----- Trecho fornecido

Foto: Alexander Kott,Konstantin Statsky/SREDA Production Company, 2017

A deturpação histórica da série “Trotsky” na Netflix

Produzida originalmente para a TV pública russa PevryKanal, controlada por Vladmir Putin, estreou recentemente na Netflix a série “Trotsky”. Uma pretensiosa produção, mas que não oferece nem qualidade artística nem fidelidade histórica. O produtor Alexandre Tsekalo, fazendo uma meia culpa, declara que: É difícil ser objetivo cem anos depois, mas tentamos reproduzir uma série fundamentada em acontecimentos reais”. Poderíamos acreditar em Alexandre, se não houvessem diversas fontes sobre os eventos e os personagens mais importantes do século XX, e se ele mesmo não admitisse, já sob a suspeita de estar a fazer uma encomenda para Putin, que a mensagem da série é que “não se deve forçar as pessoas a ir para as ruas”.

----------

Problemas a resolver ▸
[A] Reescreva em forma de lista, mais curta, o parágrafo do trecho sobre a série “Trotsky” que começa com “Produzida originalmente para a TV pública russa”, mantendo os fatos principais.
[B] Por favor, liste todas as pessoas citadas com nome e sobrenome no trecho sobre a série “Trotsky”.

----- Amostras de dados

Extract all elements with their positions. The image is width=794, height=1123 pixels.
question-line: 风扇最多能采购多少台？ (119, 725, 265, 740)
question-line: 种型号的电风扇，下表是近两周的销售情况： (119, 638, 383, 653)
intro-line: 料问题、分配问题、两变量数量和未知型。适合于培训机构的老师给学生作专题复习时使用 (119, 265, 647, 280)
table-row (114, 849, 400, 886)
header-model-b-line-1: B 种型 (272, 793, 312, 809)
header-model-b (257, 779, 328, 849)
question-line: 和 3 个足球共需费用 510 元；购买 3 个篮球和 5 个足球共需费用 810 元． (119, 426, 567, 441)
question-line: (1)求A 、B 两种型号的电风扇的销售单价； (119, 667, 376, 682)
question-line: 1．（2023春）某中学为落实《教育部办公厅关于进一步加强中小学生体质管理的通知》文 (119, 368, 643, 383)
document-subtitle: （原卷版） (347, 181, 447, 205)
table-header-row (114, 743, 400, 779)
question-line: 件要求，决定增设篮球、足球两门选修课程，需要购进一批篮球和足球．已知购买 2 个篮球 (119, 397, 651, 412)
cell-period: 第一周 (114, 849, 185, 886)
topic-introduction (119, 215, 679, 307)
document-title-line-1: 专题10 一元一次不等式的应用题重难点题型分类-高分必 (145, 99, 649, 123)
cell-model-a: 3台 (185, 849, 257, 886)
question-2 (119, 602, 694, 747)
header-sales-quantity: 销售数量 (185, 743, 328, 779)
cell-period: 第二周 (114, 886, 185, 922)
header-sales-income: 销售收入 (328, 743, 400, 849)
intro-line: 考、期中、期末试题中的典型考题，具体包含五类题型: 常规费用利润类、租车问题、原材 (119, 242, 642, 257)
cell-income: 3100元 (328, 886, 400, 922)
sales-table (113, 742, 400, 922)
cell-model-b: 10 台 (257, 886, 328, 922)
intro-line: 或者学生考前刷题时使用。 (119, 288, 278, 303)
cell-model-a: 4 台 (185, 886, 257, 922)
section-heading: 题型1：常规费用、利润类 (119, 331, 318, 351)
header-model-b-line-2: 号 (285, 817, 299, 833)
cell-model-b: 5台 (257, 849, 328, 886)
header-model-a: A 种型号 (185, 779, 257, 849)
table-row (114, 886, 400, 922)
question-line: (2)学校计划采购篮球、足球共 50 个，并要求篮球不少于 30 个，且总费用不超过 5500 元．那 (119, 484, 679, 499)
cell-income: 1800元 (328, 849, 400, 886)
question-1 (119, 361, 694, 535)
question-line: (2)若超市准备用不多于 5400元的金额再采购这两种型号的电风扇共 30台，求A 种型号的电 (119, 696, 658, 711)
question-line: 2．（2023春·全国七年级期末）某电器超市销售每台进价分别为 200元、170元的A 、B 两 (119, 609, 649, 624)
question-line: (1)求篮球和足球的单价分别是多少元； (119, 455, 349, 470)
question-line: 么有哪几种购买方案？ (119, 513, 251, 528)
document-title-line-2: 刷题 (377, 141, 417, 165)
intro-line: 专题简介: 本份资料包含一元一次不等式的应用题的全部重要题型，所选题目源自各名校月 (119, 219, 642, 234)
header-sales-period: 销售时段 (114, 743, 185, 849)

----------

As respostas ▸
[A]
- A série “Trotsky” foi produzida originalmente para a TV pública russa PevryKanal, controlada por Vladmir Putin, e estreou recentemente na Netflix.
- A produção é pretensiosa e não oferece qualidade artística nem fidelidade histórica.
- O produtor Alexandre Tsekalo afirma que é difícil ser objetivo cem anos depois, mas que a equipe tentou fazer uma série baseada em acontecimentos reais.
- Essa afirmação perde credibilidade porque há diversas fontes sobre os eventos e personagens mais importantes do século XX.
- Suspeito de fazer uma encomenda para Putin, o próprio Tsekalo admitiu que a mensagem da série é que “não se deve forçar as pessoas a ir para as ruas”.

[B]
- Alexander Kott
- Konstantin Statsky
- Vladmir Putin
- Alexandre Tsekalo